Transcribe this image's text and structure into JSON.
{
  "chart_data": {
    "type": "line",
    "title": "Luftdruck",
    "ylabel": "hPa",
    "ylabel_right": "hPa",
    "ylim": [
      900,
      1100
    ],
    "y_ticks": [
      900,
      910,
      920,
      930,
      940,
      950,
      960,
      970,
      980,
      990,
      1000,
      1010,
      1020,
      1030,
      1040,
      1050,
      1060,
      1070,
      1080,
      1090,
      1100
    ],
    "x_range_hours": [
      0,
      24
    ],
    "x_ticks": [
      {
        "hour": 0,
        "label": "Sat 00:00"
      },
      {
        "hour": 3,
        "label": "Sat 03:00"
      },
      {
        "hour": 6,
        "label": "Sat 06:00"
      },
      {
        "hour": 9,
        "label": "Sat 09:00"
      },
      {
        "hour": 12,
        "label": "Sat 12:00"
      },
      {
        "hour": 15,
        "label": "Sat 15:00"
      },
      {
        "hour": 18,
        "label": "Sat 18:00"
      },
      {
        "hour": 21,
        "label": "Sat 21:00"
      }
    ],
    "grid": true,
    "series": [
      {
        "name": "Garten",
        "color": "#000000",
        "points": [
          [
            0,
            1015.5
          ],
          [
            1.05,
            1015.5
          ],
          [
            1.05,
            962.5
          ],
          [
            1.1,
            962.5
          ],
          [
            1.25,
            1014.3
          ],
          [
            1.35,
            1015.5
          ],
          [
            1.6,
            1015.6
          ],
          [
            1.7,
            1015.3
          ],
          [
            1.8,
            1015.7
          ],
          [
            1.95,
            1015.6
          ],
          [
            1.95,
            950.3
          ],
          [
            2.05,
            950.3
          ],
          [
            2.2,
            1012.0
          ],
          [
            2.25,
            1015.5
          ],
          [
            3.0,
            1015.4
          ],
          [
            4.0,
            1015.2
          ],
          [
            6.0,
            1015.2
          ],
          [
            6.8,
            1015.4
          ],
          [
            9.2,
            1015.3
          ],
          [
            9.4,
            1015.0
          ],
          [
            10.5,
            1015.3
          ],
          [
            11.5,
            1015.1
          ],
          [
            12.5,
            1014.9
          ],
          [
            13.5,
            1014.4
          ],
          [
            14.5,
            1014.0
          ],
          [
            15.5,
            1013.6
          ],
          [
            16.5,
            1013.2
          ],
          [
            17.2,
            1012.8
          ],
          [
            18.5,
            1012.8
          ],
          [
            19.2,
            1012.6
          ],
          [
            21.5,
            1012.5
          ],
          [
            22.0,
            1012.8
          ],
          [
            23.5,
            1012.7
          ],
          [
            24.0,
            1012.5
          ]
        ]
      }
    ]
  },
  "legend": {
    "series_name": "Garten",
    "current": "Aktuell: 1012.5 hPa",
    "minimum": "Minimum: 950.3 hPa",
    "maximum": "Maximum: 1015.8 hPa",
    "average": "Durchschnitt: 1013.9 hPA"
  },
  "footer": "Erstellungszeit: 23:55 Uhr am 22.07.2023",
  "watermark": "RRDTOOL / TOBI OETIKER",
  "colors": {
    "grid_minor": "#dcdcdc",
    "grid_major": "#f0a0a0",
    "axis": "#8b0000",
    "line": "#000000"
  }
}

════════════════════

=== TO DO ===
Repeat all the records. Match each line exactly.

=== THE COMPLETED TASK ===
Transcribe this image's text and structure into JSON.
{
  "chart_data": {
    "type": "line",
    "title": "Luftdruck",
    "ylabel": "hPa",
    "ylabel_right": "hPa",
    "ylim": [
      900,
      1100
    ],
    "y_ticks": [
      900,
      910,
      920,
      930,
      940,
      950,
      960,
      970,
      980,
      990,
      1000,
      1010,
      1020,
      1030,
      1040,
      1050,
      1060,
      1070,
      1080,
      1090,
      1100
    ],
    "x_range_hours": [
      0,
      24
    ],
    "x_ticks": [
      {
        "hour": 0,
        "label": "Sat 00:00"
      },
      {
        "hour": 3,
        "label": "Sat 03:00"
      },
      {
        "hour": 6,
        "label": "Sat 06:00"
      },
      {
        "hour": 9,
        "label": "Sat 09:00"
      },
      {
        "hour": 12,
        "label": "Sat 12:00"
      },
      {
        "hour": 15,
        "label": "Sat 15:00"
      },
      {
        "hour": 18,
        "label": "Sat 18:00"
      },
      {
        "hour": 21,
        "label": "Sat 21:00"
      }
    ],
    "grid": true,
    "series": [
      {
        "name": "Garten",
        "color": "#000000",
        "points": [
          [
            0,
            1015.5
          ],
          [
            1.05,
            1015.5
          ],
          [
            1.05,
            962.5
          ],
          [
            1.1,
            962.5
          ],
          [
            1.25,
            1014.3
          ],
          [
            1.35,
            1015.5
          ],
          [
            1.6,
            1015.6
          ],
          [
            1.7,
            1015.3
          ],
          [
            1.8,
            1015.7
          ],
          [
            1.95,
            1015.6
          ],
          [
            1.95,
            950.3
          ],
          [
            2.05,
            950.3
          ],
          [
            2.2,
            1012.0
          ],
          [
            2.25,
            1015.5
          ],
          [
            3.0,
            1015.4
          ],
          [
            4.0,
            1015.2
          ],
          [
            6.0,
            1015.2
          ],
          [
            6.8,
            1015.4
          ],
          [
            9.2,
            1015.3
          ],
          [
            9.4,
            1015.0
          ],
          [
            10.5,
            1015.3
          ],
          [
            11.5,
            1015.1
          ],
          [
            12.5,
            1014.9
          ],
          [
            13.5,
            1014.4
          ],
          [
            14.5,
            1014.0
          ],
          [
            15.5,
            1013.6
          ],
          [
            16.5,
            1013.2
          ],
          [
            17.2,
            1012.8
          ],
          [
            18.5,
            1012.8
          ],
          [
            19.2,
            1012.6
          ],
          [
            21.5,
            1012.5
          ],
          [
            22.0,
            1012.8
          ],
          [
            23.5,
            1012.7
          ],
          [
            24.0,
            1012.5
          ]
        ]
      }
    ]
  },
  "legend": {
    "series_name": "Garten",
    "current": "Aktuell: 1012.5 hPa",
    "minimum": "Minimum: 950.3 hPa",
    "maximum": "Maximum: 1015.8 hPa",
    "average": "Durchschnitt: 1013.9 hPA"
  },
  "footer": "Erstellungszeit: 23:55 Uhr am 22.07.2023",
  "watermark": "RRDTOOL / TOBI OETIKER",
  "colors": {
    "grid_minor": "#dcdcdc",
    "grid_major": "#f0a0a0",
    "axis": "#8b0000",
    "line": "#000000"
  }
}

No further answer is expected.